Problem to work on
Restate the listing that follows word for word, without its pictures.

---

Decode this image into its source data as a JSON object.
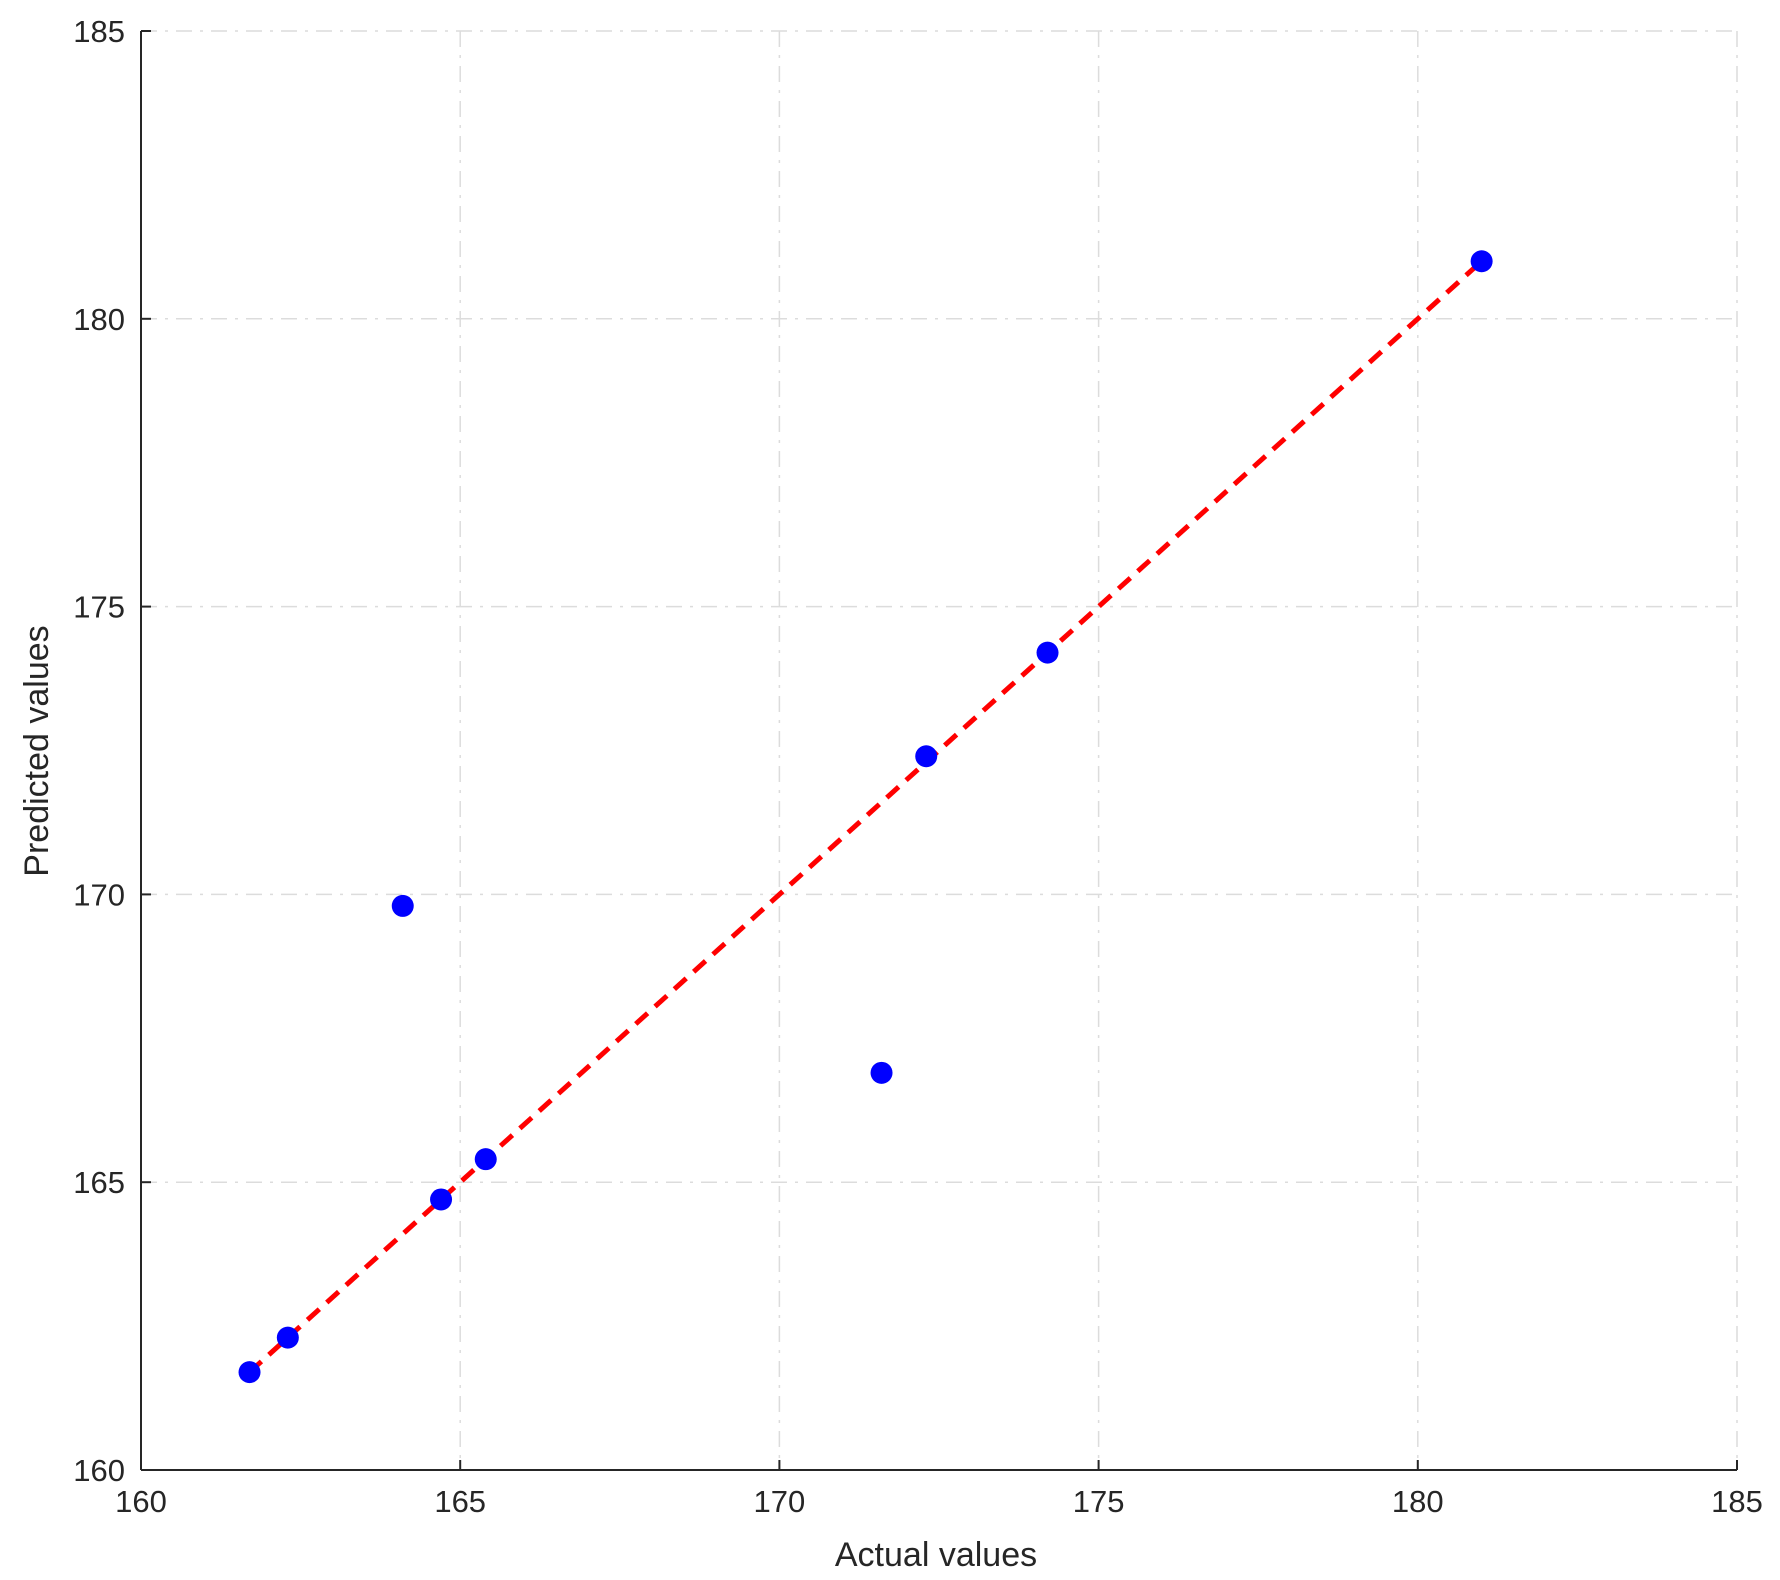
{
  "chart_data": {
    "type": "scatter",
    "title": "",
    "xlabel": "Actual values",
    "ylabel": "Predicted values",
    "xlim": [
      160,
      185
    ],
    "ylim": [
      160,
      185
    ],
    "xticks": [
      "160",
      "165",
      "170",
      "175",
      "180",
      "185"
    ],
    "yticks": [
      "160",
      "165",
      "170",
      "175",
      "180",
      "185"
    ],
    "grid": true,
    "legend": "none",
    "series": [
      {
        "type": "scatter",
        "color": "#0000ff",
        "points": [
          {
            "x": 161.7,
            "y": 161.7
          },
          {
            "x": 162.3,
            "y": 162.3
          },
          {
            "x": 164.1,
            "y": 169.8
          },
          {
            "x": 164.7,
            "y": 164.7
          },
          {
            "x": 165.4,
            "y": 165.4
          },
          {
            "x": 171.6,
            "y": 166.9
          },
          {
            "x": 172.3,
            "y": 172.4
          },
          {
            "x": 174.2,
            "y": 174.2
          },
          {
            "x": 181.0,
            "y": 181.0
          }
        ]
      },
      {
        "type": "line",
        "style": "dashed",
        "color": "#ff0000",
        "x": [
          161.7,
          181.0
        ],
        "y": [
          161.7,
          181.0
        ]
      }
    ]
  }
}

---

Result of the task
Decode this image into its source data as a JSON object.
{
  "chart_data": {
    "type": "scatter",
    "title": "",
    "xlabel": "Actual values",
    "ylabel": "Predicted values",
    "xlim": [
      160,
      185
    ],
    "ylim": [
      160,
      185
    ],
    "xticks": [
      "160",
      "165",
      "170",
      "175",
      "180",
      "185"
    ],
    "yticks": [
      "160",
      "165",
      "170",
      "175",
      "180",
      "185"
    ],
    "grid": true,
    "legend": "none",
    "series": [
      {
        "type": "scatter",
        "color": "#0000ff",
        "points": [
          {
            "x": 161.7,
            "y": 161.7
          },
          {
            "x": 162.3,
            "y": 162.3
          },
          {
            "x": 164.1,
            "y": 169.8
          },
          {
            "x": 164.7,
            "y": 164.7
          },
          {
            "x": 165.4,
            "y": 165.4
          },
          {
            "x": 171.6,
            "y": 166.9
          },
          {
            "x": 172.3,
            "y": 172.4
          },
          {
            "x": 174.2,
            "y": 174.2
          },
          {
            "x": 181.0,
            "y": 181.0
          }
        ]
      },
      {
        "type": "line",
        "style": "dashed",
        "color": "#ff0000",
        "x": [
          161.7,
          181.0
        ],
        "y": [
          161.7,
          181.0
        ]
      }
    ]
  }
}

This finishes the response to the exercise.